Locate every line in the records below that contains the word "into", and copy each one.

======== Information provided

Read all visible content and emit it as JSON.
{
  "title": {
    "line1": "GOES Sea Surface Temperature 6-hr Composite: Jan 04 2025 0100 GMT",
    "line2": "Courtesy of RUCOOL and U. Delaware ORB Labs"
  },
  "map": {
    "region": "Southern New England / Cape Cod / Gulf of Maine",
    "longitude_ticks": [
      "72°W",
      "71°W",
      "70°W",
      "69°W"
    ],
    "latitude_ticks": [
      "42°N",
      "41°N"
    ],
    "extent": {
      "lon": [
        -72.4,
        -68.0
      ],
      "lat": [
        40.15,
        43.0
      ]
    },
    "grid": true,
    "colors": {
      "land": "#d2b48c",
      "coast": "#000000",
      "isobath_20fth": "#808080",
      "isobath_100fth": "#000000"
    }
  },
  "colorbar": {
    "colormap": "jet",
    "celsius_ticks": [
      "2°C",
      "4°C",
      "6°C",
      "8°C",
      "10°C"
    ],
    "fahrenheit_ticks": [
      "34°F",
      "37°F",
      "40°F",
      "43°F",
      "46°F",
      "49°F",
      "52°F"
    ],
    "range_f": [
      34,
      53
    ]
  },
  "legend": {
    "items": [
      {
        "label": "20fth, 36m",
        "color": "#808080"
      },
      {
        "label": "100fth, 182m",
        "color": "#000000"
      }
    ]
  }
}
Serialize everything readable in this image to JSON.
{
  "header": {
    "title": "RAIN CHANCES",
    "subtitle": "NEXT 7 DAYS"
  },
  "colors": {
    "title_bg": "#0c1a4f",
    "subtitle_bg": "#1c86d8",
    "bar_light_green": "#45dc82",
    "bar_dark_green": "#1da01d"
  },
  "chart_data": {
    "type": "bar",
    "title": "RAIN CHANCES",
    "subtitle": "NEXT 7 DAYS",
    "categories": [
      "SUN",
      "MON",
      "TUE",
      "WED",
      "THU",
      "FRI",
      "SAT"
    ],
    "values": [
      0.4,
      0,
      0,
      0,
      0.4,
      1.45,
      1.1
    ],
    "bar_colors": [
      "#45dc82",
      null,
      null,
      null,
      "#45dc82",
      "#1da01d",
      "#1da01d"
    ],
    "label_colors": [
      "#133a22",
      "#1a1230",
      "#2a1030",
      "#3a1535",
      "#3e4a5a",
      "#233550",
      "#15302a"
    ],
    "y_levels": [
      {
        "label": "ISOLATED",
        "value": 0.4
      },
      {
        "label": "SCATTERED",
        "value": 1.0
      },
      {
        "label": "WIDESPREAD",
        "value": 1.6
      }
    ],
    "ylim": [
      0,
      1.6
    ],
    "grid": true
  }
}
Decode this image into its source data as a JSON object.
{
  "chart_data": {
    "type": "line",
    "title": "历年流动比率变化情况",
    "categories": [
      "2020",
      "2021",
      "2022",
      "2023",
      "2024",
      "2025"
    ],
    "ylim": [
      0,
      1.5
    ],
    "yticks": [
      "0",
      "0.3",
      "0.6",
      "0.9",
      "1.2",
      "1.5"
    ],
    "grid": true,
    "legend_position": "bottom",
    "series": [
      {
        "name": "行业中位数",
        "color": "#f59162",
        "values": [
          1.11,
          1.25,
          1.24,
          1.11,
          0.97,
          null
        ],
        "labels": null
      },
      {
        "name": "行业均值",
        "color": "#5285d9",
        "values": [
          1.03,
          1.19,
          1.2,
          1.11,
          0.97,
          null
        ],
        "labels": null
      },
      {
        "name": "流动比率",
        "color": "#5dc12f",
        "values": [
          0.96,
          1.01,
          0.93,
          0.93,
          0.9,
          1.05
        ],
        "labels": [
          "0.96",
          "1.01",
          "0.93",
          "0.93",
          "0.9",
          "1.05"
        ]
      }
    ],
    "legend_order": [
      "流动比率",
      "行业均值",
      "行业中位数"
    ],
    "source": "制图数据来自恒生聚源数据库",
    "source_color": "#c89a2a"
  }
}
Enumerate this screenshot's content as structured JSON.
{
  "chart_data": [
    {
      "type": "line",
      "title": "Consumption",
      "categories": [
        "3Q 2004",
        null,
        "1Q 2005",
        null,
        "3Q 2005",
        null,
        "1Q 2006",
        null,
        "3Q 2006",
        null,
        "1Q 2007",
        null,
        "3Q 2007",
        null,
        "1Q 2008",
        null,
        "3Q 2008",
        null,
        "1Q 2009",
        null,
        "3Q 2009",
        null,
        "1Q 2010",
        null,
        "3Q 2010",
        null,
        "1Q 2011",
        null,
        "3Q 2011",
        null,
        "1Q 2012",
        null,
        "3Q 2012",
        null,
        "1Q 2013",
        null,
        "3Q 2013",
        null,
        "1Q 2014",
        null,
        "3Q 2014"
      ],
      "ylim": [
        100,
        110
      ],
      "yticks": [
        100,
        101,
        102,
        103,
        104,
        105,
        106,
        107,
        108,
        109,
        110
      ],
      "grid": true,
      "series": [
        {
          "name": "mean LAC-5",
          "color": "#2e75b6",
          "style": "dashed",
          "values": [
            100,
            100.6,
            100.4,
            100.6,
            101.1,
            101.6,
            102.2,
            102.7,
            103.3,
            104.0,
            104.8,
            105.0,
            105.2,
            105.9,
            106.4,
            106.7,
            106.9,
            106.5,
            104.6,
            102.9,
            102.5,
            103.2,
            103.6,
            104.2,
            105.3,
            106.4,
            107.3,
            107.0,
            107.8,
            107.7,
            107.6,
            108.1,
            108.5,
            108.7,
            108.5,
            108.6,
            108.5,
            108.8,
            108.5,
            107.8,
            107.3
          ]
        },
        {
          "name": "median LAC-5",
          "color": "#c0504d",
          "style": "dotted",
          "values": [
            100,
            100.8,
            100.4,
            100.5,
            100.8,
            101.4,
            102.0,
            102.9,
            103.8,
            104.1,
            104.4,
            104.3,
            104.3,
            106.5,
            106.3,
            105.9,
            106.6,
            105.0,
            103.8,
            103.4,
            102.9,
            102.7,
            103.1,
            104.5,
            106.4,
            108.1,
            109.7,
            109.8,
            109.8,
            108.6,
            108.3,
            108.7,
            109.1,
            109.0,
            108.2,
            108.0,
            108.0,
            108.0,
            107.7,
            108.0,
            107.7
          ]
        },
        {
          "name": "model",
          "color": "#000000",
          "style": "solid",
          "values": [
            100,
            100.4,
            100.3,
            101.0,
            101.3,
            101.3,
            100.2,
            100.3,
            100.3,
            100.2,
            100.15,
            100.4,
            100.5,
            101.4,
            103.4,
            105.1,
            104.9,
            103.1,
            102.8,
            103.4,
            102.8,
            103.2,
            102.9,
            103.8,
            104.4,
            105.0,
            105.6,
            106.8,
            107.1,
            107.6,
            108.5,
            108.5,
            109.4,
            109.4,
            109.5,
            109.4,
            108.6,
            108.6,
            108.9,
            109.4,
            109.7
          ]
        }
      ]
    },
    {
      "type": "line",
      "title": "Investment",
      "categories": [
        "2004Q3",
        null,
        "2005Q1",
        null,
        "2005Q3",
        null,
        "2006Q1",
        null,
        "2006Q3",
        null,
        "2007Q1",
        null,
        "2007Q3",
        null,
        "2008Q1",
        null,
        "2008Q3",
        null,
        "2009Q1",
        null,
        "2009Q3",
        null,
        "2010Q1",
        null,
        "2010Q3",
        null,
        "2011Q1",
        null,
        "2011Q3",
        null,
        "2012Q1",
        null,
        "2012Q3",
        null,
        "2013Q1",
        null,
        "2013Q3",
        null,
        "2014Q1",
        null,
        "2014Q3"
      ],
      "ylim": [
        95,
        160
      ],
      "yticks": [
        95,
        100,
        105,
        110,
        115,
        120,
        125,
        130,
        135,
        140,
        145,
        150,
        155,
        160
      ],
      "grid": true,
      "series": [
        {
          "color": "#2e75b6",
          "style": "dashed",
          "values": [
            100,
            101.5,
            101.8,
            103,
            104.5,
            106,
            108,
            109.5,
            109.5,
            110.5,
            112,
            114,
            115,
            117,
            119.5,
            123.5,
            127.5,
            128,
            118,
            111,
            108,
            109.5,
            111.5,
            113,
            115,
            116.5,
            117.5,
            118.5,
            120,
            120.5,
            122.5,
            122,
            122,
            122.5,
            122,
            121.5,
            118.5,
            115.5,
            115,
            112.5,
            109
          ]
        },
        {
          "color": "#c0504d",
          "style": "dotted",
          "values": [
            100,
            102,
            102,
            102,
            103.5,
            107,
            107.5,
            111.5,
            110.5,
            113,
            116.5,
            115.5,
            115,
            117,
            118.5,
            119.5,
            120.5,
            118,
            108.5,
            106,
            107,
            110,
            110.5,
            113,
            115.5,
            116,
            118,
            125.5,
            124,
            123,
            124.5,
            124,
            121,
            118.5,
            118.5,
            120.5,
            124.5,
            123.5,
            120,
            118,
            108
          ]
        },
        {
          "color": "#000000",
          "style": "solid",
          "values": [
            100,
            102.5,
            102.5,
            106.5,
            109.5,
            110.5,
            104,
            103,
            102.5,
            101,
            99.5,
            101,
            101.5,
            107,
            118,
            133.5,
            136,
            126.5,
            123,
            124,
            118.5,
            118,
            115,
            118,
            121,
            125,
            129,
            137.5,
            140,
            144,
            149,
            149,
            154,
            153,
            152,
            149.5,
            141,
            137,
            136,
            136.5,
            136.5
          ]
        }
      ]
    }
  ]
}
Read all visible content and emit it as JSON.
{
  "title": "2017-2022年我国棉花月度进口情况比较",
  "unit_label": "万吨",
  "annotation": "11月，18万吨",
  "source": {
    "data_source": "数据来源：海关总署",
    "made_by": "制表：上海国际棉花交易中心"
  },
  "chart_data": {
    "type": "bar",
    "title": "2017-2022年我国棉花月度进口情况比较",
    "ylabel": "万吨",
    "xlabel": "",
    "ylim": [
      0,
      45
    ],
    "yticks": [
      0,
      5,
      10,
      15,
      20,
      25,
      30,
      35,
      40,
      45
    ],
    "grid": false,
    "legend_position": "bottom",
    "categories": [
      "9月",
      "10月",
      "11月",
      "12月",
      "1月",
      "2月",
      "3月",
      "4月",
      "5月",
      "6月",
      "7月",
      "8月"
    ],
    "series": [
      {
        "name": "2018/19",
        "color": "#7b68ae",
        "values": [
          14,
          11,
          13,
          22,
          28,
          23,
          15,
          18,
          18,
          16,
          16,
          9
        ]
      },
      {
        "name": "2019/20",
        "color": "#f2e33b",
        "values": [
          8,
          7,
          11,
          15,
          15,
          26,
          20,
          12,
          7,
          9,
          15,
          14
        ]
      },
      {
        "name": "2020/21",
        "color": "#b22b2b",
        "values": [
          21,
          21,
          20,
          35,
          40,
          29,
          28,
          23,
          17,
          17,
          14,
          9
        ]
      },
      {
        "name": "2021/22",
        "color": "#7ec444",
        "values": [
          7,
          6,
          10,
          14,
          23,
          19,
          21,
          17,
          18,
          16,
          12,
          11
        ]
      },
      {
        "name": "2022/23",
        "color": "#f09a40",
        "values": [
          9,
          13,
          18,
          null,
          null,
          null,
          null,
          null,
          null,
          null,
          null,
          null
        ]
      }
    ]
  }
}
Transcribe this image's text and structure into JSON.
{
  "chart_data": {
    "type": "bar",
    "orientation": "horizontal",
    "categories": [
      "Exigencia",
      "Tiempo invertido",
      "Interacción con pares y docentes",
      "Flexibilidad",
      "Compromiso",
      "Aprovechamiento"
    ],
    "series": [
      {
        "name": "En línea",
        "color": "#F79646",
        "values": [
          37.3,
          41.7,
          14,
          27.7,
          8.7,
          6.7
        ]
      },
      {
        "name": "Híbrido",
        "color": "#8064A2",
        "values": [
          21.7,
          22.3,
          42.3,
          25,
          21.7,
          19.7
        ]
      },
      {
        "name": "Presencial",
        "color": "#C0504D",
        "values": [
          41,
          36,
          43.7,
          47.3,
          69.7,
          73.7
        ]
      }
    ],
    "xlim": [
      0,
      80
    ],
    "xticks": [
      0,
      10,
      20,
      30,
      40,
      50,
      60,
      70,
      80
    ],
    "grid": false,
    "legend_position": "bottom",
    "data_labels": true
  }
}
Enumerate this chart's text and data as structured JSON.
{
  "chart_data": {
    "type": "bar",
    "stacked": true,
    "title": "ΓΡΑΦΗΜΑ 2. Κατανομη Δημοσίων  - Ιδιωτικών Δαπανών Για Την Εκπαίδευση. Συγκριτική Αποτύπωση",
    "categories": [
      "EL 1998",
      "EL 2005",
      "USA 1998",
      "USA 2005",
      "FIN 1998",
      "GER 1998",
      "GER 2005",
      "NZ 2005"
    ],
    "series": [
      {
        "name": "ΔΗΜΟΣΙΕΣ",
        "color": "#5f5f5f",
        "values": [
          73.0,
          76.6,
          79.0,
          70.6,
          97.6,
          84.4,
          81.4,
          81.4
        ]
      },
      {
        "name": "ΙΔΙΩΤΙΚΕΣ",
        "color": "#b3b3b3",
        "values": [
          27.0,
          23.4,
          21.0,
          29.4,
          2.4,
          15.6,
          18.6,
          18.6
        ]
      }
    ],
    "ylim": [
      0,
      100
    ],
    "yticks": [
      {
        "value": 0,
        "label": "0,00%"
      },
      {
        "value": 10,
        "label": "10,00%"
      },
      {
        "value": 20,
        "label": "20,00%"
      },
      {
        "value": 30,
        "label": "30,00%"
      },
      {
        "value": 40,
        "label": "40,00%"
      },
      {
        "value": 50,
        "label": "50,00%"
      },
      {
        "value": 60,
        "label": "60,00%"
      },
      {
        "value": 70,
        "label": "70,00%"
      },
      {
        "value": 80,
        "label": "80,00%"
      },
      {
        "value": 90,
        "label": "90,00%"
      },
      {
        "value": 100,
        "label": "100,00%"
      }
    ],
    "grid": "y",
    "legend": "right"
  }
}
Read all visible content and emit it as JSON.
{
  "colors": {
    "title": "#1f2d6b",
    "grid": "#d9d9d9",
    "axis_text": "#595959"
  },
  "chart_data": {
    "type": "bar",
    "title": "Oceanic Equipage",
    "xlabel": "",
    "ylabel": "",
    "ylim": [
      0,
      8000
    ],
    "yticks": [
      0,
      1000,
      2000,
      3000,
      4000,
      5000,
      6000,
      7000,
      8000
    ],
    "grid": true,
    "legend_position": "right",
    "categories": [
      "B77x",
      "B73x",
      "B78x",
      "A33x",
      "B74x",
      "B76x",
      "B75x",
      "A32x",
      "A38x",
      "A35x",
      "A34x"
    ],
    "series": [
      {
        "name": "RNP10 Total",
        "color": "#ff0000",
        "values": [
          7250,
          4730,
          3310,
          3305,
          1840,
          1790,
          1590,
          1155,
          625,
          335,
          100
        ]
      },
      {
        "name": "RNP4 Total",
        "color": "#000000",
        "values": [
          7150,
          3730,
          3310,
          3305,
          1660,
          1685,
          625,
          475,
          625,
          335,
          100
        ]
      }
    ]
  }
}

================

▶ **Result of the task**:
Decode this image into its source data as a JSON object.
Transcribe this image's text and structure into JSON.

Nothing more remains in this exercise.